— RECORDS FOR THIS TASK —
#####

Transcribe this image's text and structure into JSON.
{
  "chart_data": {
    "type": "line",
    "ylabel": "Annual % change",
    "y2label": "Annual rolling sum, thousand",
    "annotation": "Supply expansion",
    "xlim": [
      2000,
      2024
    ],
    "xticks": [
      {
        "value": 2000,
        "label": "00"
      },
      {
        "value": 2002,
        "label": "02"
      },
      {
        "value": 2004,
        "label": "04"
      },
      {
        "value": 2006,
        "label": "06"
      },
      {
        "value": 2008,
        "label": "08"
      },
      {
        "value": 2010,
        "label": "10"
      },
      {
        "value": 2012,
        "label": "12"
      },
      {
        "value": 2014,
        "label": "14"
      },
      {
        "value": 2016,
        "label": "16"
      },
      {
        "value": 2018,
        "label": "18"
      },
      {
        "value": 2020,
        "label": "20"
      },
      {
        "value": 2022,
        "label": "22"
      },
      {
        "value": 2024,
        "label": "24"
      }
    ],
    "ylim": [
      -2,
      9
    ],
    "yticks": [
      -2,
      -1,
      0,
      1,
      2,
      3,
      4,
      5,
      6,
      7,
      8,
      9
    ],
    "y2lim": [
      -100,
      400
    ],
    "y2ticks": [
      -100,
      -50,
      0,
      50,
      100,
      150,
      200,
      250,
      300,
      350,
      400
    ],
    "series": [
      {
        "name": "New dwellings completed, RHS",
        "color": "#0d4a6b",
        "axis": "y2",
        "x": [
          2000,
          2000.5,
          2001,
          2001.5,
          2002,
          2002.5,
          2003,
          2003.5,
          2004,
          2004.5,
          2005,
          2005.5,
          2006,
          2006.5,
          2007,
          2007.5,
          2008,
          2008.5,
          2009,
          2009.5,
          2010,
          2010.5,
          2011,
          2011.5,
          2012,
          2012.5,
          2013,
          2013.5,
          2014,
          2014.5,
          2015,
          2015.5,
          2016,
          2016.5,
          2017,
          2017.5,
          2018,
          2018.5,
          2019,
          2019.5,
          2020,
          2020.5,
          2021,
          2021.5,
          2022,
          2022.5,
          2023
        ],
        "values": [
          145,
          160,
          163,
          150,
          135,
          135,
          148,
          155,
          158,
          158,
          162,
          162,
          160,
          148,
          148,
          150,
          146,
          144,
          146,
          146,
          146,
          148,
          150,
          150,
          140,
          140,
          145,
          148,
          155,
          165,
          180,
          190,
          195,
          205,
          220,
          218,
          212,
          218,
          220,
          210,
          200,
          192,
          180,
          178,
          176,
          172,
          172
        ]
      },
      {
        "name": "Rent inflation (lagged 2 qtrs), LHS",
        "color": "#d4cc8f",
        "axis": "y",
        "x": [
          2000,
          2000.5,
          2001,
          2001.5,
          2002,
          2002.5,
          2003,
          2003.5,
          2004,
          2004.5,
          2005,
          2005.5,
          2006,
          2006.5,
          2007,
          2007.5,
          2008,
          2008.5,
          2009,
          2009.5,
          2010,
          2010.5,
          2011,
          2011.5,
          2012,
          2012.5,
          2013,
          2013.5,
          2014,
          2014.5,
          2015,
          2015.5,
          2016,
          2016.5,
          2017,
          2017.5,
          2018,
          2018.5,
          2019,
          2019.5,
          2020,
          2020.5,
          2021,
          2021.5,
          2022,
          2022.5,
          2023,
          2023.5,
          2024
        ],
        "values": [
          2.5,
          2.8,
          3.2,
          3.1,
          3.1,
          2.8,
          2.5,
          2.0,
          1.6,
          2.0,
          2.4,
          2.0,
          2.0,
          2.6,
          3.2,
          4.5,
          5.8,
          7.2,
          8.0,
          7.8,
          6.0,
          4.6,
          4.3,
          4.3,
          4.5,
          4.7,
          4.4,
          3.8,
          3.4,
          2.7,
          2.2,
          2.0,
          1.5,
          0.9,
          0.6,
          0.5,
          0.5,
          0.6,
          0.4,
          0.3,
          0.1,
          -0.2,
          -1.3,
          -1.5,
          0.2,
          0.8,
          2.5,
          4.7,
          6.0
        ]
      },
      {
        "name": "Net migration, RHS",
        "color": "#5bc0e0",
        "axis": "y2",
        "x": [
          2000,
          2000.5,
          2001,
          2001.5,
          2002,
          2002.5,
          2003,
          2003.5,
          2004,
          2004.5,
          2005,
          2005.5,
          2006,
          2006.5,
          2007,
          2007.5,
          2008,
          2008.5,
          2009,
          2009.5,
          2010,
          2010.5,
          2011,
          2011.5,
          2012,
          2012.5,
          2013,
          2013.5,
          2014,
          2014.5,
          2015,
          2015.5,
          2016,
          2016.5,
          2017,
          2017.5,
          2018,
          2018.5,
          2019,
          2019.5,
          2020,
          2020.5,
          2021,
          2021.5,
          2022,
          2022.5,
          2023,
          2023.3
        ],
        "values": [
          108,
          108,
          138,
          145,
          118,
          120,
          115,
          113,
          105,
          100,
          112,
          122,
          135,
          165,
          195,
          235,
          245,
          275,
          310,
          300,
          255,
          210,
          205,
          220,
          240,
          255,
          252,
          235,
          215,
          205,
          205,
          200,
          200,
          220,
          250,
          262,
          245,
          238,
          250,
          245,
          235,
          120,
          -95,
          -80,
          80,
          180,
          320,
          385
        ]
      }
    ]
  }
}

#####

— EXERCISE GOAL —
Find the count of lines in the data above where the string "name" occurs. Provide that number alone.

— WRITTEN SOLUTION —
3